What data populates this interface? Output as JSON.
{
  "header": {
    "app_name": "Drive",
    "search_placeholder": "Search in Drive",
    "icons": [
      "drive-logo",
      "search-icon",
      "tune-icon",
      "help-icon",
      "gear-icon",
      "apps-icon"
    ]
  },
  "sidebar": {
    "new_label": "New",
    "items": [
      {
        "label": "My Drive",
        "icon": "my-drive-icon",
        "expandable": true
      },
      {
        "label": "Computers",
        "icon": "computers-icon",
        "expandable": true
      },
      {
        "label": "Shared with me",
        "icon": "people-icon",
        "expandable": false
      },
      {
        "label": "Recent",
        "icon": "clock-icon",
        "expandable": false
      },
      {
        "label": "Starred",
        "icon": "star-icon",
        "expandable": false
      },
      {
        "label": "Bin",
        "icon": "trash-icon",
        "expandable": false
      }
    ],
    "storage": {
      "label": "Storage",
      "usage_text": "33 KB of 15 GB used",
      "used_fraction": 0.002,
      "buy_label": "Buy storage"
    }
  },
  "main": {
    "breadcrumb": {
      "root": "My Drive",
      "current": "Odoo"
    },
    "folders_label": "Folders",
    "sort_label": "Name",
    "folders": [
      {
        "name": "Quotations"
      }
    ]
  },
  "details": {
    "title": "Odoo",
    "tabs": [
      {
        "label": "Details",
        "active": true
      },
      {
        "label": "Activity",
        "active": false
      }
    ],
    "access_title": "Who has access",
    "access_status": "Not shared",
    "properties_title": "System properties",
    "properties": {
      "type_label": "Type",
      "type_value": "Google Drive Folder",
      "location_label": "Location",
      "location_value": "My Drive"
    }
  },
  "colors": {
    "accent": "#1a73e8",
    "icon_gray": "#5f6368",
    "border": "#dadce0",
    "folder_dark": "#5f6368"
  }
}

————

__PROBLEM REQUIREMENTS__:
Give the material above again, word for word.

__CORRECT RESPONSE__:
What data populates this interface? Output as JSON.
{
  "header": {
    "app_name": "Drive",
    "search_placeholder": "Search in Drive",
    "icons": [
      "drive-logo",
      "search-icon",
      "tune-icon",
      "help-icon",
      "gear-icon",
      "apps-icon"
    ]
  },
  "sidebar": {
    "new_label": "New",
    "items": [
      {
        "label": "My Drive",
        "icon": "my-drive-icon",
        "expandable": true
      },
      {
        "label": "Computers",
        "icon": "computers-icon",
        "expandable": true
      },
      {
        "label": "Shared with me",
        "icon": "people-icon",
        "expandable": false
      },
      {
        "label": "Recent",
        "icon": "clock-icon",
        "expandable": false
      },
      {
        "label": "Starred",
        "icon": "star-icon",
        "expandable": false
      },
      {
        "label": "Bin",
        "icon": "trash-icon",
        "expandable": false
      }
    ],
    "storage": {
      "label": "Storage",
      "usage_text": "33 KB of 15 GB used",
      "used_fraction": 0.002,
      "buy_label": "Buy storage"
    }
  },
  "main": {
    "breadcrumb": {
      "root": "My Drive",
      "current": "Odoo"
    },
    "folders_label": "Folders",
    "sort_label": "Name",
    "folders": [
      {
        "name": "Quotations"
      }
    ]
  },
  "details": {
    "title": "Odoo",
    "tabs": [
      {
        "label": "Details",
        "active": true
      },
      {
        "label": "Activity",
        "active": false
      }
    ],
    "access_title": "Who has access",
    "access_status": "Not shared",
    "properties_title": "System properties",
    "properties": {
      "type_label": "Type",
      "type_value": "Google Drive Folder",
      "location_label": "Location",
      "location_value": "My Drive"
    }
  },
  "colors": {
    "accent": "#1a73e8",
    "icon_gray": "#5f6368",
    "border": "#dadce0",
    "folder_dark": "#5f6368"
  }
}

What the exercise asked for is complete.